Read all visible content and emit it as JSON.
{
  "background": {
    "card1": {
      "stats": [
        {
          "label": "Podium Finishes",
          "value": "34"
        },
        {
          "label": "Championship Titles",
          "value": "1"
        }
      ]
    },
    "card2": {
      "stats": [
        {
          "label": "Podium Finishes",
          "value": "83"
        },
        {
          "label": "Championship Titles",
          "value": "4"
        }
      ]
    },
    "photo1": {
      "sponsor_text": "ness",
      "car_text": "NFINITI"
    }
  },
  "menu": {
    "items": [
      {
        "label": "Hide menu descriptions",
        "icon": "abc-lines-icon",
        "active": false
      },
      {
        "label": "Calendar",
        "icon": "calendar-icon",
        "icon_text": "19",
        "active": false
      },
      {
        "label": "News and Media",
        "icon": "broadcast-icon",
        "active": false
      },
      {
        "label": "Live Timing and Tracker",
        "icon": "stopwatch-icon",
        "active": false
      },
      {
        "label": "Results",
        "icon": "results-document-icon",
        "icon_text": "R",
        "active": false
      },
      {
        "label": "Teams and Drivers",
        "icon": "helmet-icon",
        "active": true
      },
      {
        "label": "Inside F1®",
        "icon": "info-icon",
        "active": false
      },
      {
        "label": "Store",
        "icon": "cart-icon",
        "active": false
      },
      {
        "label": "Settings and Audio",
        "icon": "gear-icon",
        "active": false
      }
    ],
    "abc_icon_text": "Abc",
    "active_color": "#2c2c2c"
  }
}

....

→ **Problem details**: Copy the data above in full, character for character.

→ **Solution below**:
Read all visible content and emit it as JSON.
{
  "background": {
    "card1": {
      "stats": [
        {
          "label": "Podium Finishes",
          "value": "34"
        },
        {
          "label": "Championship Titles",
          "value": "1"
        }
      ]
    },
    "card2": {
      "stats": [
        {
          "label": "Podium Finishes",
          "value": "83"
        },
        {
          "label": "Championship Titles",
          "value": "4"
        }
      ]
    },
    "photo1": {
      "sponsor_text": "ness",
      "car_text": "NFINITI"
    }
  },
  "menu": {
    "items": [
      {
        "label": "Hide menu descriptions",
        "icon": "abc-lines-icon",
        "active": false
      },
      {
        "label": "Calendar",
        "icon": "calendar-icon",
        "icon_text": "19",
        "active": false
      },
      {
        "label": "News and Media",
        "icon": "broadcast-icon",
        "active": false
      },
      {
        "label": "Live Timing and Tracker",
        "icon": "stopwatch-icon",
        "active": false
      },
      {
        "label": "Results",
        "icon": "results-document-icon",
        "icon_text": "R",
        "active": false
      },
      {
        "label": "Teams and Drivers",
        "icon": "helmet-icon",
        "active": true
      },
      {
        "label": "Inside F1®",
        "icon": "info-icon",
        "active": false
      },
      {
        "label": "Store",
        "icon": "cart-icon",
        "active": false
      },
      {
        "label": "Settings and Audio",
        "icon": "gear-icon",
        "active": false
      }
    ],
    "abc_icon_text": "Abc",
    "active_color": "#2c2c2c"
  }
}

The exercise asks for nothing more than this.